Please transcribe the records precisely; pictures stay out of your copy.

==============================

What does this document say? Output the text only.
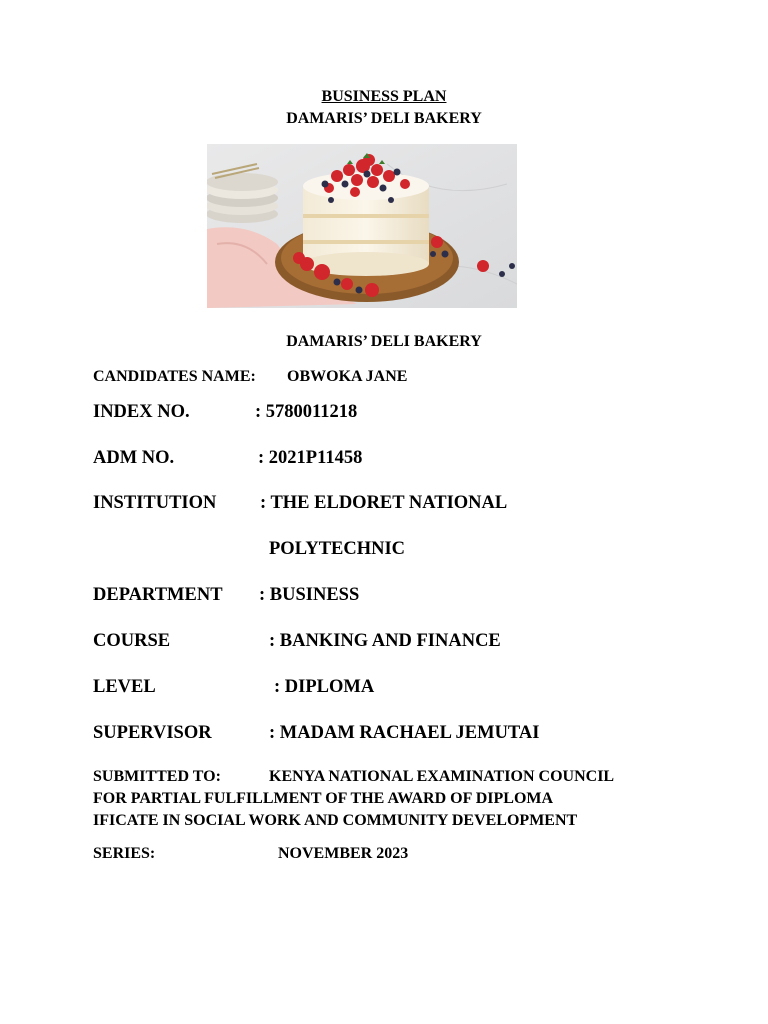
BUSINESS PLAN
DAMARIS’ DELI BAKERY
DAMARIS’ DELI BAKERY
CANDIDATES NAME: OBWOKA JANE
INDEX NO.	: 5780011218
ADM NO.	: 2021P11458
INSTITUTION : THE ELDORET NATIONAL
POLYTECHNIC
DEPARTMENT : BUSINESS
COURSE	: BANKING AND FINANCE
LEVEL	: DIPLOMA
SUPERVISOR	: MADAM RACHAEL JEMUTAI
SUBMITTED TO:	KENYA NATIONAL EXAMINATION COUNCIL
FOR PARTIAL FULFILLMENT OF THE AWARD OF DIPLOMA
IFICATE IN SOCIAL WORK AND COMMUNITY DEVELOPMENT
SERIES:	NOVEMBER 2023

==============================

# [SOLUTION TO THE PROBLEM]
What does this document say? Output the text only.
BUSINESS PLAN
DAMARIS’ DELI BAKERY
DAMARIS’ DELI BAKERY
CANDIDATES NAME: OBWOKA JANE
INDEX NO.	: 5780011218
ADM NO.	: 2021P11458
INSTITUTION : THE ELDORET NATIONAL
POLYTECHNIC
DEPARTMENT : BUSINESS
COURSE	: BANKING AND FINANCE
LEVEL	: DIPLOMA
SUPERVISOR	: MADAM RACHAEL JEMUTAI
SUBMITTED TO:	KENYA NATIONAL EXAMINATION COUNCIL
FOR PARTIAL FULFILLMENT OF THE AWARD OF DIPLOMA
IFICATE IN SOCIAL WORK AND COMMUNITY DEVELOPMENT
SERIES:	NOVEMBER 2023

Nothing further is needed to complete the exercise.